** The task **
Pictures don't belong in the copy; print all the records exactly.

Stored data entries:
==*==
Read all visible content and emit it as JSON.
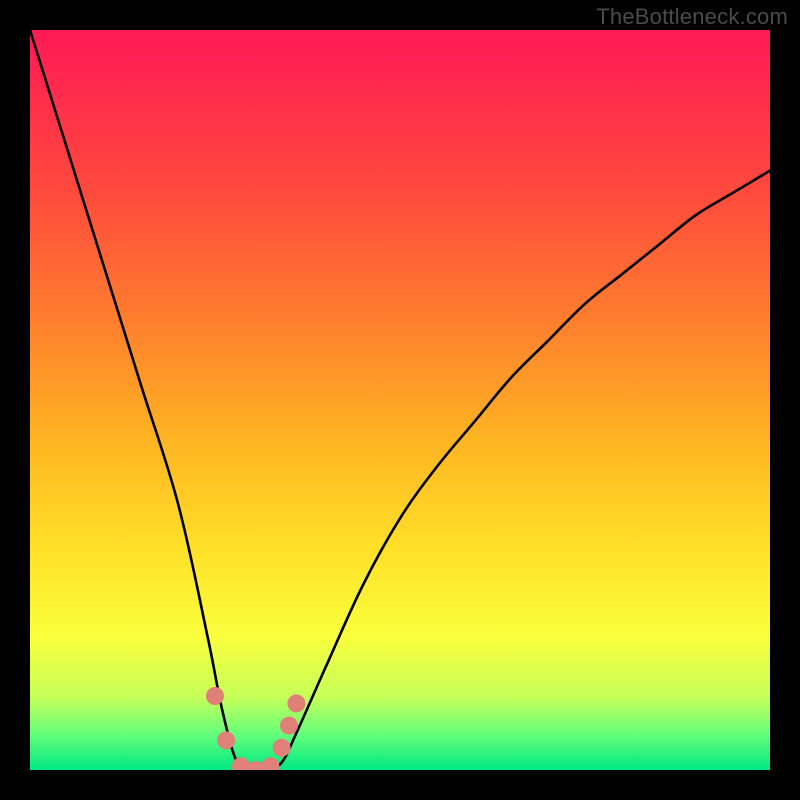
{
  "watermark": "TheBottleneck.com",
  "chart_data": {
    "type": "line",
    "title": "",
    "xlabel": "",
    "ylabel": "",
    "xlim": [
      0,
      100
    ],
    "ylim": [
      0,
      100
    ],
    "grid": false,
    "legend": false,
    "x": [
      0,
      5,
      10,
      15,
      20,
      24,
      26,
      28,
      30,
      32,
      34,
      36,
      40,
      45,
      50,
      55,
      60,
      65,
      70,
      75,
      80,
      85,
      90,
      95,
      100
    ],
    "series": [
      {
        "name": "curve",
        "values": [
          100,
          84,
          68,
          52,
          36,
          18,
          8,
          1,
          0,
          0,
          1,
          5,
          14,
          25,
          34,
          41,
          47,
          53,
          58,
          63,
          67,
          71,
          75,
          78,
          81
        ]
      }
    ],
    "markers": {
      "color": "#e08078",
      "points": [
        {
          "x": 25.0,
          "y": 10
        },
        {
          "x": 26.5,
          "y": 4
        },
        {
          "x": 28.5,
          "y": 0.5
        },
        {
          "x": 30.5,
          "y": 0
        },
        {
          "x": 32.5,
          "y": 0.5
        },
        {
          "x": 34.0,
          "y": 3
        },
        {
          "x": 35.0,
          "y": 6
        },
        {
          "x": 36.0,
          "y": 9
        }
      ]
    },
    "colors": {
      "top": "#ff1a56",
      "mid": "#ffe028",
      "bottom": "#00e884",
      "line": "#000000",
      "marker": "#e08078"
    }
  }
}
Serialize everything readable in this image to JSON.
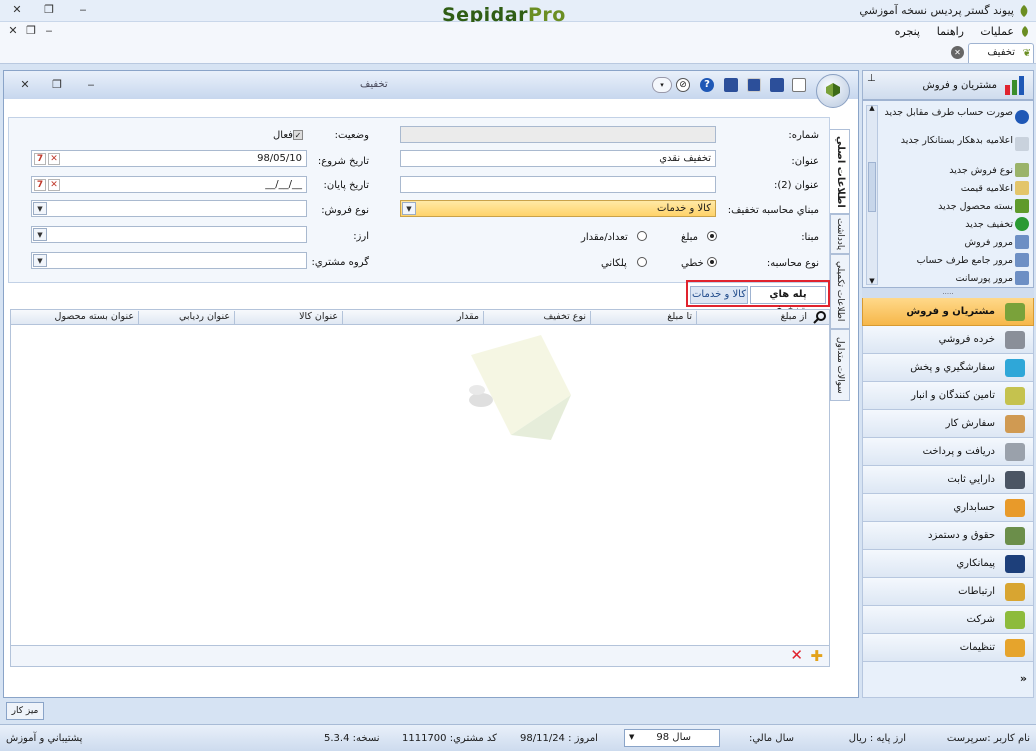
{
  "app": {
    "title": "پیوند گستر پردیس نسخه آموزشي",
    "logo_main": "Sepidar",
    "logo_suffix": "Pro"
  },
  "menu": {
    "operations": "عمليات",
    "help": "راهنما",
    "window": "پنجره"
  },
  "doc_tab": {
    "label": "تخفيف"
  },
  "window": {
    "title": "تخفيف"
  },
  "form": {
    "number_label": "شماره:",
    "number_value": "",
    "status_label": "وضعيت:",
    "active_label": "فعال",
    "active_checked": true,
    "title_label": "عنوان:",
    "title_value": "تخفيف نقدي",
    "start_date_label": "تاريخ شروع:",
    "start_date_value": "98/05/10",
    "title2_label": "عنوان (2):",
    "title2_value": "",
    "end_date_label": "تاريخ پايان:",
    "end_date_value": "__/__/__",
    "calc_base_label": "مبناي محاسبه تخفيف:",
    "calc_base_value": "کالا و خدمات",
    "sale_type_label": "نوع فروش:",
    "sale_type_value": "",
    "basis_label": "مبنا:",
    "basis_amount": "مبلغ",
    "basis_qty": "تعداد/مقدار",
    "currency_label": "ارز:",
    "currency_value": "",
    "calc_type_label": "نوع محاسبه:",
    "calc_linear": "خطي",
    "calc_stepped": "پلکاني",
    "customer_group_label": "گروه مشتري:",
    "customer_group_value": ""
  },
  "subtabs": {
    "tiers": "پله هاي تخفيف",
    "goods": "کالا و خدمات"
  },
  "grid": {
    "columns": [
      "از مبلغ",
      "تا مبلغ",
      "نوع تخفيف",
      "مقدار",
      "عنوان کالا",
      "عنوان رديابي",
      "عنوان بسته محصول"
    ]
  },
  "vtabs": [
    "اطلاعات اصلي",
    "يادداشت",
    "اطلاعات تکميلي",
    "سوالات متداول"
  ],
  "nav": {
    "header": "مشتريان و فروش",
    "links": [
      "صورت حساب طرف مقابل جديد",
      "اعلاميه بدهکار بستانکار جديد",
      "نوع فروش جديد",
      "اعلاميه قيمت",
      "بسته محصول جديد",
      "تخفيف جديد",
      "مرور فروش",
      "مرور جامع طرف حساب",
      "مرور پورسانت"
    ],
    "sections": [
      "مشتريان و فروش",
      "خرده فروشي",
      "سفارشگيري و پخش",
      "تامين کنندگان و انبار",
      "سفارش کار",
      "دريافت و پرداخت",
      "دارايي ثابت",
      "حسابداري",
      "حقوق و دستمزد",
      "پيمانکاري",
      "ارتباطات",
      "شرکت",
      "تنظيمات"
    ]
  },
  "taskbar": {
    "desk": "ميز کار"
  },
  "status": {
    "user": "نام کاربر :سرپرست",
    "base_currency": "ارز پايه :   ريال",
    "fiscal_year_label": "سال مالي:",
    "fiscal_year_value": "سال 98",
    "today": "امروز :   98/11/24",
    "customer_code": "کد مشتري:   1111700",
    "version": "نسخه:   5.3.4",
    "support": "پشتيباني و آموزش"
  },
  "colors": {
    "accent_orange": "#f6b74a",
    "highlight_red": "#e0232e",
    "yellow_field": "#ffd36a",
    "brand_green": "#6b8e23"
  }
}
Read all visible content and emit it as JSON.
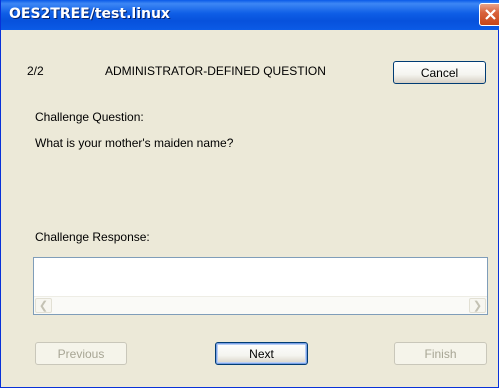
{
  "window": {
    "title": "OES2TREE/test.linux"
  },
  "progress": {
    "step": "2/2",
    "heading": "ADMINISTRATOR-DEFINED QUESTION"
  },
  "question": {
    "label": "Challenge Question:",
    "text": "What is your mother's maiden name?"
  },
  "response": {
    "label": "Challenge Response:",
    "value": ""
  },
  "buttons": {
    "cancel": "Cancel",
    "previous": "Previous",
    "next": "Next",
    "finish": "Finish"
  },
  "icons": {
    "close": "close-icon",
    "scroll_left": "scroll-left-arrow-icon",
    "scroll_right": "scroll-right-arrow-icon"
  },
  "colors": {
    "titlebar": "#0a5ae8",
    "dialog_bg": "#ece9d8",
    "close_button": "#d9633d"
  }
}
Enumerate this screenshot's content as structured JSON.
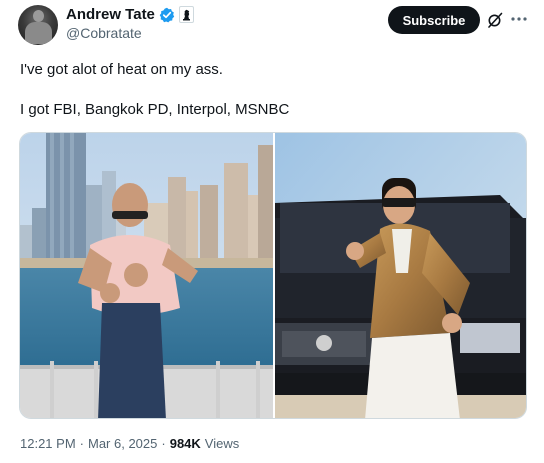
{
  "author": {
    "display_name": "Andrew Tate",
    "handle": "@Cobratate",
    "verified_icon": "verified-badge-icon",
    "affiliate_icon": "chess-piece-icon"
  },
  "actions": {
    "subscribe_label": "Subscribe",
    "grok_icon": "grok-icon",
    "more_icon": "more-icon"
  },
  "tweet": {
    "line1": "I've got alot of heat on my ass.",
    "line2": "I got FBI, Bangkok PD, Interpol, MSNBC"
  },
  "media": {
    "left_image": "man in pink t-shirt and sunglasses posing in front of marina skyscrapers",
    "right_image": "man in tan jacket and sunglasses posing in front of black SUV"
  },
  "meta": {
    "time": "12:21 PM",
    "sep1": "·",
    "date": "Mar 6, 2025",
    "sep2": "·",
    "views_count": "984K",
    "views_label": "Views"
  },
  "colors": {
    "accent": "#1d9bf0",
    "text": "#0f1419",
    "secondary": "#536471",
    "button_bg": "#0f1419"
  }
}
==*==
** Reply **
Read all visible content and emit it as JSON.
{
  "watermark": "TheBottleneck.com",
  "chart_data": {
    "type": "line",
    "title": "",
    "xlabel": "",
    "ylabel": "",
    "xlim": [
      0,
      100
    ],
    "ylim": [
      0,
      100
    ],
    "grid": false,
    "legend": false,
    "x": [
      0,
      5,
      10,
      15,
      20,
      24,
      26,
      28,
      30,
      32,
      34,
      36,
      40,
      45,
      50,
      55,
      60,
      65,
      70,
      75,
      80,
      85,
      90,
      95,
      100
    ],
    "series": [
      {
        "name": "curve",
        "values": [
          100,
          84,
          68,
          52,
          36,
          18,
          8,
          1,
          0,
          0,
          1,
          5,
          14,
          25,
          34,
          41,
          47,
          53,
          58,
          63,
          67,
          71,
          75,
          78,
          81
        ]
      }
    ],
    "markers": {
      "color": "#e08078",
      "points": [
        {
          "x": 25.0,
          "y": 10
        },
        {
          "x": 26.5,
          "y": 4
        },
        {
          "x": 28.5,
          "y": 0.5
        },
        {
          "x": 30.5,
          "y": 0
        },
        {
          "x": 32.5,
          "y": 0.5
        },
        {
          "x": 34.0,
          "y": 3
        },
        {
          "x": 35.0,
          "y": 6
        },
        {
          "x": 36.0,
          "y": 9
        }
      ]
    },
    "colors": {
      "top": "#ff1a56",
      "mid": "#ffe028",
      "bottom": "#00e884",
      "line": "#000000",
      "marker": "#e08078"
    }
  }
}
Serialize everything readable in this image to JSON.
{
  "app": {
    "title": "پیوند گستر پردیس نسخه آموزشي",
    "logo_main": "Sepidar",
    "logo_suffix": "Pro"
  },
  "menu": {
    "operations": "عمليات",
    "help": "راهنما",
    "window": "پنجره"
  },
  "doc_tab": {
    "label": "تخفيف"
  },
  "window": {
    "title": "تخفيف"
  },
  "form": {
    "number_label": "شماره:",
    "number_value": "",
    "status_label": "وضعيت:",
    "active_label": "فعال",
    "active_checked": true,
    "title_label": "عنوان:",
    "title_value": "تخفيف نقدي",
    "start_date_label": "تاريخ شروع:",
    "start_date_value": "98/05/10",
    "title2_label": "عنوان (2):",
    "title2_value": "",
    "end_date_label": "تاريخ پايان:",
    "end_date_value": "__/__/__",
    "calc_base_label": "مبناي محاسبه تخفيف:",
    "calc_base_value": "کالا و خدمات",
    "sale_type_label": "نوع فروش:",
    "sale_type_value": "",
    "basis_label": "مبنا:",
    "basis_amount": "مبلغ",
    "basis_qty": "تعداد/مقدار",
    "currency_label": "ارز:",
    "currency_value": "",
    "calc_type_label": "نوع محاسبه:",
    "calc_linear": "خطي",
    "calc_stepped": "پلکاني",
    "customer_group_label": "گروه مشتري:",
    "customer_group_value": ""
  },
  "subtabs": {
    "tiers": "پله هاي تخفيف",
    "goods": "کالا و خدمات"
  },
  "grid": {
    "columns": [
      "از مبلغ",
      "تا مبلغ",
      "نوع تخفيف",
      "مقدار",
      "عنوان کالا",
      "عنوان رديابي",
      "عنوان بسته محصول"
    ]
  },
  "vtabs": [
    "اطلاعات اصلي",
    "يادداشت",
    "اطلاعات تکميلي",
    "سوالات متداول"
  ],
  "nav": {
    "header": "مشتريان و فروش",
    "links": [
      "صورت حساب طرف مقابل جديد",
      "اعلاميه بدهکار بستانکار جديد",
      "نوع فروش جديد",
      "اعلاميه قيمت",
      "بسته محصول جديد",
      "تخفيف جديد",
      "مرور فروش",
      "مرور جامع طرف حساب",
      "مرور پورسانت"
    ],
    "sections": [
      "مشتريان و فروش",
      "خرده فروشي",
      "سفارشگيري و پخش",
      "تامين کنندگان و انبار",
      "سفارش کار",
      "دريافت و پرداخت",
      "دارايي ثابت",
      "حسابداري",
      "حقوق و دستمزد",
      "پيمانکاري",
      "ارتباطات",
      "شرکت",
      "تنظيمات"
    ]
  },
  "taskbar": {
    "desk": "ميز کار"
  },
  "status": {
    "user": "نام کاربر :سرپرست",
    "base_currency": "ارز پايه :   ريال",
    "fiscal_year_label": "سال مالي:",
    "fiscal_year_value": "سال 98",
    "today": "امروز :   98/11/24",
    "customer_code": "کد مشتري:   1111700",
    "version": "نسخه:   5.3.4",
    "support": "پشتيباني و آموزش"
  },
  "colors": {
    "accent_orange": "#f6b74a",
    "highlight_red": "#e0232e",
    "yellow_field": "#ffd36a",
    "brand_green": "#6b8e23"
  }
}
Read all visible content and emit it as JSON.
{
  "window": {
    "title": "OES2TREE/test.linux"
  },
  "progress": {
    "step": "2/2",
    "heading": "ADMINISTRATOR-DEFINED QUESTION"
  },
  "question": {
    "label": "Challenge Question:",
    "text": "What is your mother's maiden name?"
  },
  "response": {
    "label": "Challenge Response:",
    "value": ""
  },
  "buttons": {
    "cancel": "Cancel",
    "previous": "Previous",
    "next": "Next",
    "finish": "Finish"
  },
  "icons": {
    "close": "close-icon",
    "scroll_left": "scroll-left-arrow-icon",
    "scroll_right": "scroll-right-arrow-icon"
  },
  "colors": {
    "titlebar": "#0a5ae8",
    "dialog_bg": "#ece9d8",
    "close_button": "#d9633d"
  }
}
Enumerate this screenshot's content as structured JSON.
{
  "author": {
    "display_name": "Andrew Tate",
    "handle": "@Cobratate",
    "verified_icon": "verified-badge-icon",
    "affiliate_icon": "chess-piece-icon"
  },
  "actions": {
    "subscribe_label": "Subscribe",
    "grok_icon": "grok-icon",
    "more_icon": "more-icon"
  },
  "tweet": {
    "line1": "I've got alot of heat on my ass.",
    "line2": "I got FBI, Bangkok PD, Interpol, MSNBC"
  },
  "media": {
    "left_image": "man in pink t-shirt and sunglasses posing in front of marina skyscrapers",
    "right_image": "man in tan jacket and sunglasses posing in front of black SUV"
  },
  "meta": {
    "time": "12:21 PM",
    "sep1": "·",
    "date": "Mar 6, 2025",
    "sep2": "·",
    "views_count": "984K",
    "views_label": "Views"
  },
  "colors": {
    "accent": "#1d9bf0",
    "text": "#0f1419",
    "secondary": "#536471",
    "button_bg": "#0f1419"
  }
}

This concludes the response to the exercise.